**YOUR TASK:** Write out the entries verbatim and leave the images out of the copy.
# RECORD SET start
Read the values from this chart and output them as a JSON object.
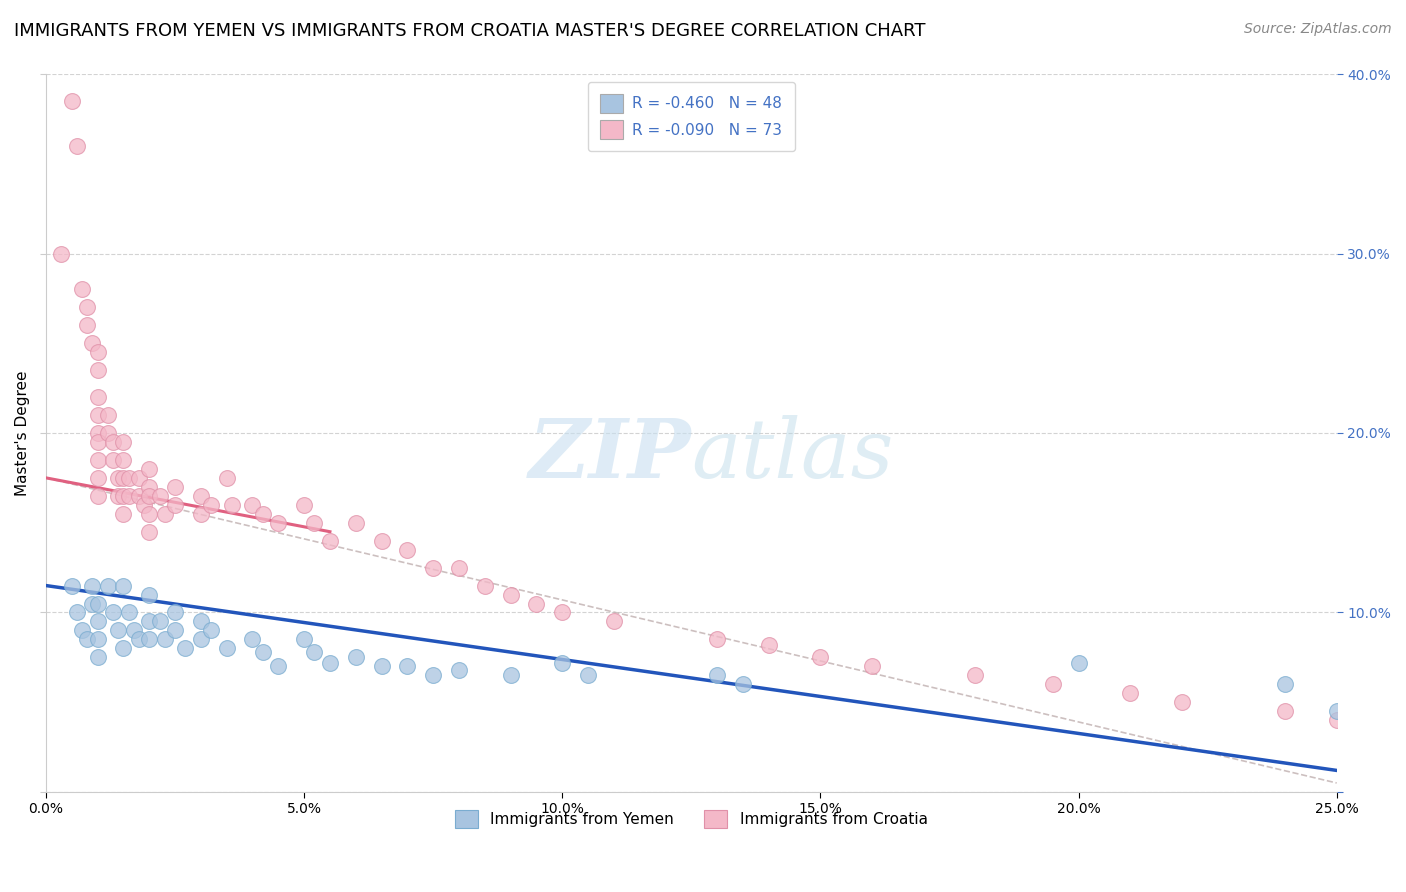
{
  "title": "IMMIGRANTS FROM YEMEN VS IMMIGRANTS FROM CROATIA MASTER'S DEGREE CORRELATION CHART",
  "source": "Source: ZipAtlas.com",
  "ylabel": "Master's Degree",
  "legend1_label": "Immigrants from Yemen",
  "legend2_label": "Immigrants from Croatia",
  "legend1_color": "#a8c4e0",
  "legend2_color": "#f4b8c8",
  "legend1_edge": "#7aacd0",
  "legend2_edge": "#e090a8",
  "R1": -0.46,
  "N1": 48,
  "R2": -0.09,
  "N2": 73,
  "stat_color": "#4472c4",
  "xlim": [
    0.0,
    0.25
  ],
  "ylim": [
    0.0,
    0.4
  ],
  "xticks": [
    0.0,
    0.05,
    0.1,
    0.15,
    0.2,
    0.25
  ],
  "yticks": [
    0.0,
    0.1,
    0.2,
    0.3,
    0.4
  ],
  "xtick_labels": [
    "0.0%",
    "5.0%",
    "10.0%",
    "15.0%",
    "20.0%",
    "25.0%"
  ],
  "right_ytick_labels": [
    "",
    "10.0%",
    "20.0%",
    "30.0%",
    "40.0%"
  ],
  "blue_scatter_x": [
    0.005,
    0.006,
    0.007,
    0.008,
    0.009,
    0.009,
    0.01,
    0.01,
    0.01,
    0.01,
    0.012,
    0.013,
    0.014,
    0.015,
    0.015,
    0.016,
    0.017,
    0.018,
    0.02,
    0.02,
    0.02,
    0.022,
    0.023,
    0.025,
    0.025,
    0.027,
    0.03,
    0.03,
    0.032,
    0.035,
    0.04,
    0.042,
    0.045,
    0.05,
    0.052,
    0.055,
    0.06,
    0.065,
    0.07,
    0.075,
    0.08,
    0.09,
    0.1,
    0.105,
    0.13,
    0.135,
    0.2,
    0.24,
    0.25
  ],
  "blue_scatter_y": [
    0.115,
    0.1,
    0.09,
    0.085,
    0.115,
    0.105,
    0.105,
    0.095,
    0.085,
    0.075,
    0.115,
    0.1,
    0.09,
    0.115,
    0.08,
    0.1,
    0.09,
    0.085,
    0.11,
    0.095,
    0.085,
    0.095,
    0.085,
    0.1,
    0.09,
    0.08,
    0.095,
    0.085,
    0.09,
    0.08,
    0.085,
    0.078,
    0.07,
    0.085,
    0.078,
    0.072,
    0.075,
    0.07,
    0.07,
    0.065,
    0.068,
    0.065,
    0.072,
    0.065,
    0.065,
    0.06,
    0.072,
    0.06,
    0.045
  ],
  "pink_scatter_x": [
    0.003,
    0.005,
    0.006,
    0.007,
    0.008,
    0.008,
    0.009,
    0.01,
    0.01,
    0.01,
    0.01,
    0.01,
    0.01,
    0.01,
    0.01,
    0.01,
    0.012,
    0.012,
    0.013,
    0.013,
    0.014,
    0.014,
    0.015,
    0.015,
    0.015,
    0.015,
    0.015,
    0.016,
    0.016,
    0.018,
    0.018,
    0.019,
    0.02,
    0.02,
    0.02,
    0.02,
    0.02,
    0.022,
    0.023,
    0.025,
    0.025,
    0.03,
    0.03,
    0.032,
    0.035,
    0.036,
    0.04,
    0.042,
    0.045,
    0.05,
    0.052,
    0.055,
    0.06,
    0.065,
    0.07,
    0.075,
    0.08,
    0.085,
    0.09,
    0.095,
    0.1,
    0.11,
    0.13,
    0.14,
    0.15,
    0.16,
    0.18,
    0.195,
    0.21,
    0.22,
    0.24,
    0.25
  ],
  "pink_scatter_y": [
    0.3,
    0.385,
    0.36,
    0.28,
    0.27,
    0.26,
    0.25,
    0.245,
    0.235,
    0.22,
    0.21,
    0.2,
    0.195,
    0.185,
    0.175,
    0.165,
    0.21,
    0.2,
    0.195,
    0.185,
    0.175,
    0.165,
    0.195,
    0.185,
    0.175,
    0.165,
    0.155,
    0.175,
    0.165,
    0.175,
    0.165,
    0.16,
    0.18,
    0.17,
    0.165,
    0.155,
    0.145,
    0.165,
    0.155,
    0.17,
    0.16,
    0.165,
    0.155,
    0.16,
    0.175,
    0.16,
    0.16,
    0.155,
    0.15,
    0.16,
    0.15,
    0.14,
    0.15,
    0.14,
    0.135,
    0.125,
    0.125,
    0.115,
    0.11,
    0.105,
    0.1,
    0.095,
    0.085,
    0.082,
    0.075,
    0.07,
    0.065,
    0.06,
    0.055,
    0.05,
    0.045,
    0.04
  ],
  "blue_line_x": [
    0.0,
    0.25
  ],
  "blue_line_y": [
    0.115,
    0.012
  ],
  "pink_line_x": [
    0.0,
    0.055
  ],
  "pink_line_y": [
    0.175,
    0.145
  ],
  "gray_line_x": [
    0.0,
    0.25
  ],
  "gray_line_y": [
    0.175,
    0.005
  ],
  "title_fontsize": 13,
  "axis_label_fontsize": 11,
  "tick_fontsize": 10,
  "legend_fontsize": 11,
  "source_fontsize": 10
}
# RECORD SET end
**ANSWER BELOW:**
Read the values from this chart and output them as a JSON object.
{
  "title": "IMMIGRANTS FROM YEMEN VS IMMIGRANTS FROM CROATIA MASTER'S DEGREE CORRELATION CHART",
  "source": "Source: ZipAtlas.com",
  "ylabel": "Master's Degree",
  "legend1_label": "Immigrants from Yemen",
  "legend2_label": "Immigrants from Croatia",
  "legend1_color": "#a8c4e0",
  "legend2_color": "#f4b8c8",
  "legend1_edge": "#7aacd0",
  "legend2_edge": "#e090a8",
  "R1": -0.46,
  "N1": 48,
  "R2": -0.09,
  "N2": 73,
  "stat_color": "#4472c4",
  "xlim": [
    0.0,
    0.25
  ],
  "ylim": [
    0.0,
    0.4
  ],
  "xticks": [
    0.0,
    0.05,
    0.1,
    0.15,
    0.2,
    0.25
  ],
  "yticks": [
    0.0,
    0.1,
    0.2,
    0.3,
    0.4
  ],
  "xtick_labels": [
    "0.0%",
    "5.0%",
    "10.0%",
    "15.0%",
    "20.0%",
    "25.0%"
  ],
  "right_ytick_labels": [
    "",
    "10.0%",
    "20.0%",
    "30.0%",
    "40.0%"
  ],
  "blue_scatter_x": [
    0.005,
    0.006,
    0.007,
    0.008,
    0.009,
    0.009,
    0.01,
    0.01,
    0.01,
    0.01,
    0.012,
    0.013,
    0.014,
    0.015,
    0.015,
    0.016,
    0.017,
    0.018,
    0.02,
    0.02,
    0.02,
    0.022,
    0.023,
    0.025,
    0.025,
    0.027,
    0.03,
    0.03,
    0.032,
    0.035,
    0.04,
    0.042,
    0.045,
    0.05,
    0.052,
    0.055,
    0.06,
    0.065,
    0.07,
    0.075,
    0.08,
    0.09,
    0.1,
    0.105,
    0.13,
    0.135,
    0.2,
    0.24,
    0.25
  ],
  "blue_scatter_y": [
    0.115,
    0.1,
    0.09,
    0.085,
    0.115,
    0.105,
    0.105,
    0.095,
    0.085,
    0.075,
    0.115,
    0.1,
    0.09,
    0.115,
    0.08,
    0.1,
    0.09,
    0.085,
    0.11,
    0.095,
    0.085,
    0.095,
    0.085,
    0.1,
    0.09,
    0.08,
    0.095,
    0.085,
    0.09,
    0.08,
    0.085,
    0.078,
    0.07,
    0.085,
    0.078,
    0.072,
    0.075,
    0.07,
    0.07,
    0.065,
    0.068,
    0.065,
    0.072,
    0.065,
    0.065,
    0.06,
    0.072,
    0.06,
    0.045
  ],
  "pink_scatter_x": [
    0.003,
    0.005,
    0.006,
    0.007,
    0.008,
    0.008,
    0.009,
    0.01,
    0.01,
    0.01,
    0.01,
    0.01,
    0.01,
    0.01,
    0.01,
    0.01,
    0.012,
    0.012,
    0.013,
    0.013,
    0.014,
    0.014,
    0.015,
    0.015,
    0.015,
    0.015,
    0.015,
    0.016,
    0.016,
    0.018,
    0.018,
    0.019,
    0.02,
    0.02,
    0.02,
    0.02,
    0.02,
    0.022,
    0.023,
    0.025,
    0.025,
    0.03,
    0.03,
    0.032,
    0.035,
    0.036,
    0.04,
    0.042,
    0.045,
    0.05,
    0.052,
    0.055,
    0.06,
    0.065,
    0.07,
    0.075,
    0.08,
    0.085,
    0.09,
    0.095,
    0.1,
    0.11,
    0.13,
    0.14,
    0.15,
    0.16,
    0.18,
    0.195,
    0.21,
    0.22,
    0.24,
    0.25
  ],
  "pink_scatter_y": [
    0.3,
    0.385,
    0.36,
    0.28,
    0.27,
    0.26,
    0.25,
    0.245,
    0.235,
    0.22,
    0.21,
    0.2,
    0.195,
    0.185,
    0.175,
    0.165,
    0.21,
    0.2,
    0.195,
    0.185,
    0.175,
    0.165,
    0.195,
    0.185,
    0.175,
    0.165,
    0.155,
    0.175,
    0.165,
    0.175,
    0.165,
    0.16,
    0.18,
    0.17,
    0.165,
    0.155,
    0.145,
    0.165,
    0.155,
    0.17,
    0.16,
    0.165,
    0.155,
    0.16,
    0.175,
    0.16,
    0.16,
    0.155,
    0.15,
    0.16,
    0.15,
    0.14,
    0.15,
    0.14,
    0.135,
    0.125,
    0.125,
    0.115,
    0.11,
    0.105,
    0.1,
    0.095,
    0.085,
    0.082,
    0.075,
    0.07,
    0.065,
    0.06,
    0.055,
    0.05,
    0.045,
    0.04
  ],
  "blue_line_x": [
    0.0,
    0.25
  ],
  "blue_line_y": [
    0.115,
    0.012
  ],
  "pink_line_x": [
    0.0,
    0.055
  ],
  "pink_line_y": [
    0.175,
    0.145
  ],
  "gray_line_x": [
    0.0,
    0.25
  ],
  "gray_line_y": [
    0.175,
    0.005
  ],
  "title_fontsize": 13,
  "axis_label_fontsize": 11,
  "tick_fontsize": 10,
  "legend_fontsize": 11,
  "source_fontsize": 10
}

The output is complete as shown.